* **THE EXERCISE**
Copy each line of the entries beneath that contains the word "text".

## BEGIN ENTRIES PROVIDED

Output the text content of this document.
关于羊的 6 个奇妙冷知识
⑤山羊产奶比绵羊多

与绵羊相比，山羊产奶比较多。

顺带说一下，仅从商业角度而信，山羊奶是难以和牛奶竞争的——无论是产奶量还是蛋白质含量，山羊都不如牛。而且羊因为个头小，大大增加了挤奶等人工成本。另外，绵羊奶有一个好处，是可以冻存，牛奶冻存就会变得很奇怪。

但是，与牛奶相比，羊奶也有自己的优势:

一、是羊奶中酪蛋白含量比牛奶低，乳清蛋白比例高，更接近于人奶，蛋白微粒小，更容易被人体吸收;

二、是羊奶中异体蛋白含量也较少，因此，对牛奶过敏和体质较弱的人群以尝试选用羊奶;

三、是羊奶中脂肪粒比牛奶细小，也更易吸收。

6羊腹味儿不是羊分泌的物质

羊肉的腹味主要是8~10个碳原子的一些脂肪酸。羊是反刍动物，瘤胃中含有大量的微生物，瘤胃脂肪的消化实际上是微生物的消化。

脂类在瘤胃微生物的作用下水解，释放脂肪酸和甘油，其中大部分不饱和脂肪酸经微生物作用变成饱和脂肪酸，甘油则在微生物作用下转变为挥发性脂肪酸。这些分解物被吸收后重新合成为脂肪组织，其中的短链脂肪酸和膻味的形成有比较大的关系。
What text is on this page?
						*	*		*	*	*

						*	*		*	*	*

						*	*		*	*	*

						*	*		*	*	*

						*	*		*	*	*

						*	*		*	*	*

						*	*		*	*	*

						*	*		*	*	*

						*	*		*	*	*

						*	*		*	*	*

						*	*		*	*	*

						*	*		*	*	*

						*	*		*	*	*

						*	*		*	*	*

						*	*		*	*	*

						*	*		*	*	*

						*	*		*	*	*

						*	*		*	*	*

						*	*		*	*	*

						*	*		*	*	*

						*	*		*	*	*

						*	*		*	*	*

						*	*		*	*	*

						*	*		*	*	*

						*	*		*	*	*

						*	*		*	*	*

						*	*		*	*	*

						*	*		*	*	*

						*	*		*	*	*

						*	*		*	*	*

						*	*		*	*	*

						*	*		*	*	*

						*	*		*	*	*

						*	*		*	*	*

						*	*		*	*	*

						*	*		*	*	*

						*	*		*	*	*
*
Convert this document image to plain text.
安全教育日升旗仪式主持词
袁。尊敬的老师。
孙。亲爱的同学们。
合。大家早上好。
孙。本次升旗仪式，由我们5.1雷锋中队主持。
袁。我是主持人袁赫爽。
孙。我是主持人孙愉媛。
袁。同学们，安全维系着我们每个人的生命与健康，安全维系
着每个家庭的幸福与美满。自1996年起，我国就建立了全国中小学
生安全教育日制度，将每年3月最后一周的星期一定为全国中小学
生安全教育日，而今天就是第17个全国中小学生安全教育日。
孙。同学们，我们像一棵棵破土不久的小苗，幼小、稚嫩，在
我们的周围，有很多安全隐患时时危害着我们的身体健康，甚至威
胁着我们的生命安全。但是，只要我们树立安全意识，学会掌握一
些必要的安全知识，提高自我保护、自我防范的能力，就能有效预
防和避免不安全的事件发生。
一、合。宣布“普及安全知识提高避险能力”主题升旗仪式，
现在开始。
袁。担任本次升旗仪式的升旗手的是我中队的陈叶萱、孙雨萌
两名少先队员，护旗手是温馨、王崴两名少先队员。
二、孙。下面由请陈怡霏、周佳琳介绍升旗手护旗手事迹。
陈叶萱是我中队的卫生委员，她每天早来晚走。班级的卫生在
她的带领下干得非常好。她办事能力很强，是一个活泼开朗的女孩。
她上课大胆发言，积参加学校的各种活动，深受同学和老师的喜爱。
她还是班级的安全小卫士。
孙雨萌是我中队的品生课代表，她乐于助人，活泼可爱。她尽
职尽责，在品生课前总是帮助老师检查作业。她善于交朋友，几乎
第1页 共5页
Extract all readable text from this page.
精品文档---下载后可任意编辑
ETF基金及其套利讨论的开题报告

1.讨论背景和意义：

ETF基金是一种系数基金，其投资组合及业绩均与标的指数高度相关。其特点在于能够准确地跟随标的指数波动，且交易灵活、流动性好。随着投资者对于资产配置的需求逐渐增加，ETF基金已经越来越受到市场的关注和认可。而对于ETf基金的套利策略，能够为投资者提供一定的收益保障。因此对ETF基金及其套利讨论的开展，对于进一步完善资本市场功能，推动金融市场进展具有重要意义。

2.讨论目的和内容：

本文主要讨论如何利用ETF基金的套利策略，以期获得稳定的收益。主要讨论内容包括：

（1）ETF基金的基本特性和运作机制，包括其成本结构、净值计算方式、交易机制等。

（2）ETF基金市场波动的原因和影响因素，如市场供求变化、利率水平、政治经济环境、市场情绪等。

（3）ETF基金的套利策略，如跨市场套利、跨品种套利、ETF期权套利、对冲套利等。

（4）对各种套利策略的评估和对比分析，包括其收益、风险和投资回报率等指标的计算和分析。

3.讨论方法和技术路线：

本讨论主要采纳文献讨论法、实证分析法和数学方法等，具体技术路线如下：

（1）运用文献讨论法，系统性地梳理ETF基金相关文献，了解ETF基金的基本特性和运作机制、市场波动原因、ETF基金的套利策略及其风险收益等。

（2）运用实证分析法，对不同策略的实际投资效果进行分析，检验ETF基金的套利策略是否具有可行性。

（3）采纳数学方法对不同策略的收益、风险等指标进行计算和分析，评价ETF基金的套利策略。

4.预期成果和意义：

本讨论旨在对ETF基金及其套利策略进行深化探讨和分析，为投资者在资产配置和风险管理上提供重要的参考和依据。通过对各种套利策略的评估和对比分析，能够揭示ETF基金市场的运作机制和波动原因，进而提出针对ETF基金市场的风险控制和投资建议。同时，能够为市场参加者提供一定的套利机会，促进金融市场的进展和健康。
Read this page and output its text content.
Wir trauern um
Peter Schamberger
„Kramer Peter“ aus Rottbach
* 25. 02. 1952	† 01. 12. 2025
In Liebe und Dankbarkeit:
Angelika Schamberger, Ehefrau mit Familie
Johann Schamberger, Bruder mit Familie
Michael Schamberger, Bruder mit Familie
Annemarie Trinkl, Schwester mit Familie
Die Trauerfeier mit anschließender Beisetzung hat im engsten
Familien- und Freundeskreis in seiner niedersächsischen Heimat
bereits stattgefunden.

## END ENTRIES PROVIDED

* **SOLUTION TO THIS EXERCISE**
Output the text content of this document.
What text is on this page?
Convert this document image to plain text.
Extract all readable text from this page.
Read this page and output its text content.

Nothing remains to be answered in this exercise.